Problem requirements: Check every line of the data below for the string "circle", and copy the ones that hold it.

[Rows from a dataset]

□ □ □ □ □ □ □

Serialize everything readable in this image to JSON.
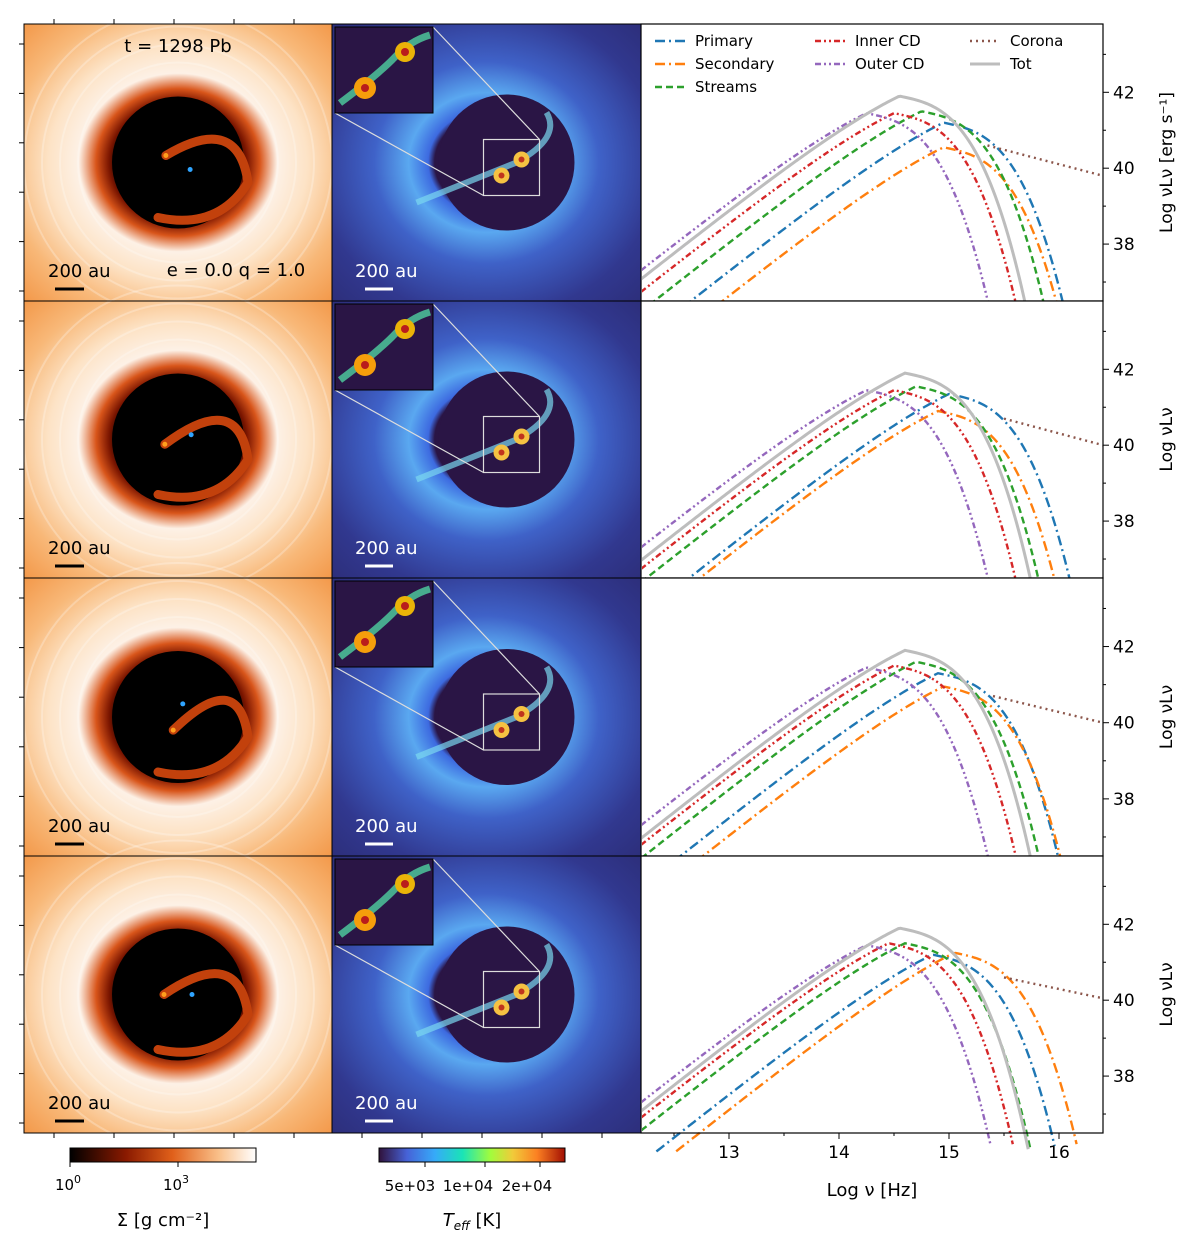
{
  "figure": {
    "time_label": "t = 1298 Pb",
    "params_label": "e = 0.0 q = 1.0",
    "scale_bar_label": "200 au"
  },
  "colorbars": {
    "sigma": {
      "label": "Σ [g cm⁻²]",
      "ticks": [
        {
          "base": "10",
          "exp": "0"
        },
        {
          "base": "10",
          "exp": "3"
        }
      ]
    },
    "teff": {
      "label_main": "T",
      "label_sub": "eff",
      "label_unit": " [K]",
      "ticks": [
        "5e+03",
        "1e+04",
        "2e+04"
      ]
    }
  },
  "colors": {
    "Primary": "#1f77b4",
    "Secondary": "#ff7f0e",
    "Streams": "#2ca02c",
    "Inner CD": "#d62728",
    "Outer CD": "#9467bd",
    "Corona": "#8c564b",
    "Tot": "#bdbdbd"
  },
  "chart_data": [
    {
      "type": "line",
      "xlabel": "",
      "ylabel": "Log νLν [erg s⁻¹]",
      "xlim": [
        12.2,
        16.4
      ],
      "ylim": [
        36.5,
        43.8
      ],
      "yticks": [
        38,
        40,
        42
      ],
      "legend_placement": "top",
      "legend": [
        "Primary",
        "Secondary",
        "Streams",
        "Inner CD",
        "Outer CD",
        "Corona",
        "Tot"
      ],
      "series": [
        {
          "name": "Primary",
          "peak_x": 14.95,
          "peak_y": 41.2,
          "width": 1.5
        },
        {
          "name": "Secondary",
          "peak_x": 14.95,
          "peak_y": 40.55,
          "width": 1.45
        },
        {
          "name": "Streams",
          "peak_x": 14.75,
          "peak_y": 41.5,
          "width": 1.5
        },
        {
          "name": "Inner CD",
          "peak_x": 14.5,
          "peak_y": 41.45,
          "width": 1.5
        },
        {
          "name": "Outer CD",
          "peak_x": 14.25,
          "peak_y": 41.45,
          "width": 1.5
        },
        {
          "name": "Corona",
          "x": [
            15.35,
            16.4
          ],
          "y": [
            40.6,
            39.8
          ]
        },
        {
          "name": "Tot",
          "peak_x": 14.55,
          "peak_y": 41.9,
          "width": 1.6
        }
      ]
    },
    {
      "type": "line",
      "xlabel": "",
      "ylabel": "Log νLν",
      "xlim": [
        12.2,
        16.4
      ],
      "ylim": [
        36.5,
        43.8
      ],
      "yticks": [
        38,
        40,
        42
      ],
      "series": [
        {
          "name": "Primary",
          "peak_x": 15.0,
          "peak_y": 41.35,
          "width": 1.5
        },
        {
          "name": "Secondary",
          "peak_x": 14.9,
          "peak_y": 40.9,
          "width": 1.45
        },
        {
          "name": "Streams",
          "peak_x": 14.7,
          "peak_y": 41.55,
          "width": 1.5
        },
        {
          "name": "Inner CD",
          "peak_x": 14.5,
          "peak_y": 41.45,
          "width": 1.5
        },
        {
          "name": "Outer CD",
          "peak_x": 14.25,
          "peak_y": 41.45,
          "width": 1.5
        },
        {
          "name": "Corona",
          "x": [
            15.5,
            16.4
          ],
          "y": [
            40.7,
            40.0
          ]
        },
        {
          "name": "Tot",
          "peak_x": 14.6,
          "peak_y": 41.9,
          "width": 1.6
        }
      ]
    },
    {
      "type": "line",
      "xlabel": "",
      "ylabel": "Log νLν",
      "xlim": [
        12.2,
        16.4
      ],
      "ylim": [
        36.5,
        43.8
      ],
      "yticks": [
        38,
        40,
        42
      ],
      "series": [
        {
          "name": "Primary",
          "peak_x": 14.9,
          "peak_y": 41.3,
          "width": 1.5
        },
        {
          "name": "Secondary",
          "peak_x": 14.95,
          "peak_y": 40.95,
          "width": 1.45
        },
        {
          "name": "Streams",
          "peak_x": 14.7,
          "peak_y": 41.6,
          "width": 1.5
        },
        {
          "name": "Inner CD",
          "peak_x": 14.5,
          "peak_y": 41.5,
          "width": 1.5
        },
        {
          "name": "Outer CD",
          "peak_x": 14.25,
          "peak_y": 41.45,
          "width": 1.5
        },
        {
          "name": "Corona",
          "x": [
            15.4,
            16.4
          ],
          "y": [
            40.7,
            40.0
          ]
        },
        {
          "name": "Tot",
          "peak_x": 14.6,
          "peak_y": 41.9,
          "width": 1.6
        }
      ]
    },
    {
      "type": "line",
      "xlabel": "Log ν [Hz]",
      "ylabel": "Log νLν",
      "xlim": [
        12.2,
        16.4
      ],
      "ylim": [
        36.5,
        43.8
      ],
      "yticks": [
        38,
        40,
        42
      ],
      "xticks": [
        13,
        14,
        15,
        16
      ],
      "series": [
        {
          "name": "Primary",
          "peak_x": 14.85,
          "peak_y": 41.2,
          "width": 1.5
        },
        {
          "name": "Secondary",
          "peak_x": 15.05,
          "peak_y": 41.25,
          "width": 1.5
        },
        {
          "name": "Streams",
          "peak_x": 14.6,
          "peak_y": 41.5,
          "width": 1.5
        },
        {
          "name": "Inner CD",
          "peak_x": 14.45,
          "peak_y": 41.5,
          "width": 1.5
        },
        {
          "name": "Outer CD",
          "peak_x": 14.25,
          "peak_y": 41.45,
          "width": 1.5
        },
        {
          "name": "Corona",
          "x": [
            15.5,
            16.4
          ],
          "y": [
            40.6,
            40.05
          ]
        },
        {
          "name": "Tot",
          "peak_x": 14.55,
          "peak_y": 41.9,
          "width": 1.6
        }
      ]
    }
  ]
}
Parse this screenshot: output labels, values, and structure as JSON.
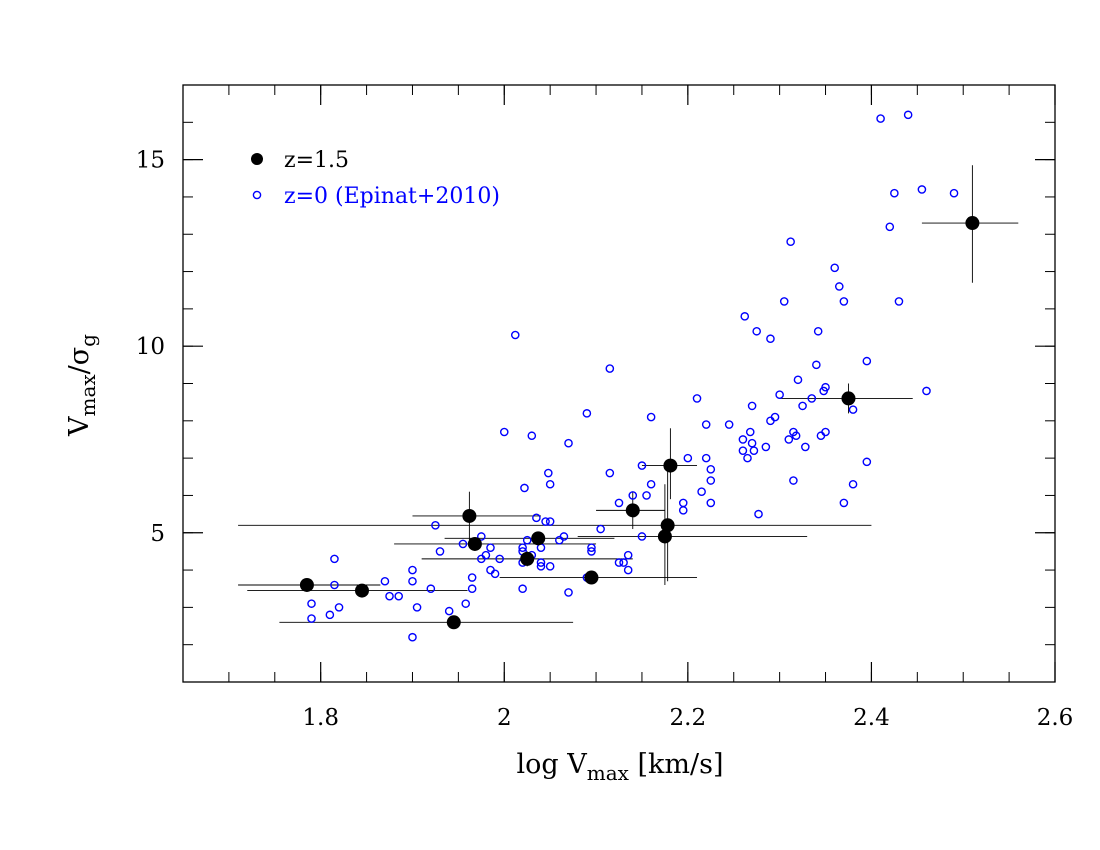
{
  "chart_data": {
    "type": "scatter",
    "title": "",
    "xlabel": "log V",
    "xlabel_sub": "max",
    "xlabel_suffix": " [km/s]",
    "ylabel": "V",
    "ylabel_sub": "max",
    "ylabel_mid": "/σ",
    "ylabel_sub2": "g",
    "xlim": [
      1.65,
      2.6
    ],
    "ylim": [
      1.0,
      17.0
    ],
    "x_ticks": [
      1.8,
      2.0,
      2.2,
      2.4,
      2.6
    ],
    "x_tick_labels": [
      "1.8",
      "2",
      "2.2",
      "2.4",
      "2.6"
    ],
    "y_ticks": [
      5,
      10,
      15
    ],
    "y_tick_labels": [
      "5",
      "10",
      "15"
    ],
    "legend_position": "top-left",
    "colors": {
      "z15": "#000000",
      "z0": "#0000ff",
      "axis": "#000000"
    },
    "series": [
      {
        "name": "z=1.5",
        "marker": "filled-circle",
        "points": [
          {
            "x": 1.785,
            "y": 3.6,
            "xlo": 1.71,
            "xhi": 1.865,
            "ylo": 3.6,
            "yhi": 3.6
          },
          {
            "x": 1.845,
            "y": 3.45,
            "xlo": 1.72,
            "xhi": 1.96,
            "ylo": 3.45,
            "yhi": 3.45
          },
          {
            "x": 1.945,
            "y": 2.6,
            "xlo": 1.755,
            "xhi": 2.075,
            "ylo": 2.45,
            "yhi": 2.75
          },
          {
            "x": 1.962,
            "y": 5.45,
            "xlo": 1.9,
            "xhi": 2.04,
            "ylo": 4.8,
            "yhi": 6.1
          },
          {
            "x": 1.968,
            "y": 4.7,
            "xlo": 1.88,
            "xhi": 2.1,
            "ylo": 4.6,
            "yhi": 4.8
          },
          {
            "x": 2.025,
            "y": 4.3,
            "xlo": 1.91,
            "xhi": 2.14,
            "ylo": 4.1,
            "yhi": 4.5
          },
          {
            "x": 2.037,
            "y": 4.85,
            "xlo": 1.935,
            "xhi": 2.12,
            "ylo": 4.7,
            "yhi": 5.0
          },
          {
            "x": 2.095,
            "y": 3.8,
            "xlo": 1.995,
            "xhi": 2.21,
            "ylo": 3.7,
            "yhi": 3.9
          },
          {
            "x": 2.14,
            "y": 5.6,
            "xlo": 2.1,
            "xhi": 2.175,
            "ylo": 5.1,
            "yhi": 6.1
          },
          {
            "x": 2.175,
            "y": 4.9,
            "xlo": 2.08,
            "xhi": 2.33,
            "ylo": 3.6,
            "yhi": 6.3
          },
          {
            "x": 2.178,
            "y": 5.2,
            "xlo": 1.71,
            "xhi": 2.4,
            "ylo": 3.7,
            "yhi": 6.7
          },
          {
            "x": 2.181,
            "y": 6.8,
            "xlo": 2.15,
            "xhi": 2.21,
            "ylo": 5.9,
            "yhi": 7.8
          },
          {
            "x": 2.375,
            "y": 8.6,
            "xlo": 2.3,
            "xhi": 2.445,
            "ylo": 8.2,
            "yhi": 9.0
          },
          {
            "x": 2.51,
            "y": 13.3,
            "xlo": 2.455,
            "xhi": 2.56,
            "ylo": 11.7,
            "yhi": 14.85
          }
        ]
      },
      {
        "name": "z=0 (Epinat+2010)",
        "marker": "open-circle",
        "points": [
          [
            1.79,
            2.7
          ],
          [
            1.79,
            3.1
          ],
          [
            1.81,
            2.8
          ],
          [
            1.815,
            4.3
          ],
          [
            1.815,
            3.6
          ],
          [
            1.82,
            3.0
          ],
          [
            1.87,
            3.7
          ],
          [
            1.875,
            3.3
          ],
          [
            1.885,
            3.3
          ],
          [
            1.9,
            2.2
          ],
          [
            1.9,
            3.7
          ],
          [
            1.9,
            4.0
          ],
          [
            1.905,
            3.0
          ],
          [
            1.92,
            3.5
          ],
          [
            1.925,
            5.2
          ],
          [
            1.93,
            4.5
          ],
          [
            1.94,
            2.9
          ],
          [
            1.955,
            4.7
          ],
          [
            1.958,
            3.1
          ],
          [
            1.965,
            3.5
          ],
          [
            1.965,
            3.8
          ],
          [
            1.97,
            4.7
          ],
          [
            1.975,
            4.9
          ],
          [
            1.975,
            4.3
          ],
          [
            1.98,
            4.4
          ],
          [
            1.985,
            4.0
          ],
          [
            1.985,
            4.6
          ],
          [
            1.99,
            3.9
          ],
          [
            1.995,
            4.3
          ],
          [
            2.0,
            7.7
          ],
          [
            2.012,
            10.3
          ],
          [
            2.02,
            4.5
          ],
          [
            2.02,
            4.6
          ],
          [
            2.02,
            3.5
          ],
          [
            2.02,
            4.2
          ],
          [
            2.022,
            6.2
          ],
          [
            2.025,
            4.8
          ],
          [
            2.03,
            4.4
          ],
          [
            2.03,
            7.6
          ],
          [
            2.035,
            5.4
          ],
          [
            2.04,
            4.6
          ],
          [
            2.04,
            4.1
          ],
          [
            2.04,
            4.2
          ],
          [
            2.045,
            5.3
          ],
          [
            2.048,
            6.6
          ],
          [
            2.05,
            5.3
          ],
          [
            2.05,
            6.3
          ],
          [
            2.05,
            4.1
          ],
          [
            2.06,
            4.8
          ],
          [
            2.065,
            4.9
          ],
          [
            2.07,
            7.4
          ],
          [
            2.07,
            3.4
          ],
          [
            2.09,
            8.2
          ],
          [
            2.09,
            3.8
          ],
          [
            2.095,
            4.6
          ],
          [
            2.095,
            4.5
          ],
          [
            2.105,
            5.1
          ],
          [
            2.115,
            9.4
          ],
          [
            2.115,
            6.6
          ],
          [
            2.125,
            5.8
          ],
          [
            2.125,
            4.2
          ],
          [
            2.13,
            4.2
          ],
          [
            2.135,
            4.4
          ],
          [
            2.135,
            4.0
          ],
          [
            2.14,
            6.0
          ],
          [
            2.15,
            6.8
          ],
          [
            2.15,
            4.9
          ],
          [
            2.155,
            6.0
          ],
          [
            2.16,
            8.1
          ],
          [
            2.16,
            6.3
          ],
          [
            2.195,
            5.8
          ],
          [
            2.195,
            5.6
          ],
          [
            2.2,
            7.0
          ],
          [
            2.21,
            8.6
          ],
          [
            2.215,
            6.1
          ],
          [
            2.22,
            7.0
          ],
          [
            2.22,
            7.9
          ],
          [
            2.225,
            6.7
          ],
          [
            2.225,
            6.4
          ],
          [
            2.225,
            5.8
          ],
          [
            2.245,
            7.9
          ],
          [
            2.26,
            7.2
          ],
          [
            2.26,
            7.5
          ],
          [
            2.262,
            10.8
          ],
          [
            2.265,
            7.0
          ],
          [
            2.268,
            7.7
          ],
          [
            2.27,
            8.4
          ],
          [
            2.27,
            7.4
          ],
          [
            2.272,
            7.2
          ],
          [
            2.275,
            10.4
          ],
          [
            2.277,
            5.5
          ],
          [
            2.285,
            7.3
          ],
          [
            2.29,
            8.0
          ],
          [
            2.29,
            10.2
          ],
          [
            2.295,
            8.1
          ],
          [
            2.3,
            8.7
          ],
          [
            2.305,
            11.2
          ],
          [
            2.31,
            7.5
          ],
          [
            2.312,
            12.8
          ],
          [
            2.315,
            7.7
          ],
          [
            2.315,
            6.4
          ],
          [
            2.318,
            7.6
          ],
          [
            2.32,
            9.1
          ],
          [
            2.325,
            8.4
          ],
          [
            2.328,
            7.3
          ],
          [
            2.335,
            8.6
          ],
          [
            2.34,
            9.5
          ],
          [
            2.342,
            10.4
          ],
          [
            2.345,
            7.6
          ],
          [
            2.348,
            8.8
          ],
          [
            2.35,
            7.7
          ],
          [
            2.35,
            8.9
          ],
          [
            2.36,
            12.1
          ],
          [
            2.365,
            11.6
          ],
          [
            2.37,
            11.2
          ],
          [
            2.37,
            5.8
          ],
          [
            2.38,
            8.3
          ],
          [
            2.38,
            6.3
          ],
          [
            2.395,
            6.9
          ],
          [
            2.395,
            9.6
          ],
          [
            2.41,
            16.1
          ],
          [
            2.42,
            13.2
          ],
          [
            2.425,
            14.1
          ],
          [
            2.43,
            11.2
          ],
          [
            2.44,
            16.2
          ],
          [
            2.455,
            14.2
          ],
          [
            2.46,
            8.8
          ],
          [
            2.49,
            14.1
          ]
        ]
      }
    ]
  }
}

□ □ □ □ □ □ □

Exercise answer:
        "marker": "filled-circle",
        "marker": "open-circle",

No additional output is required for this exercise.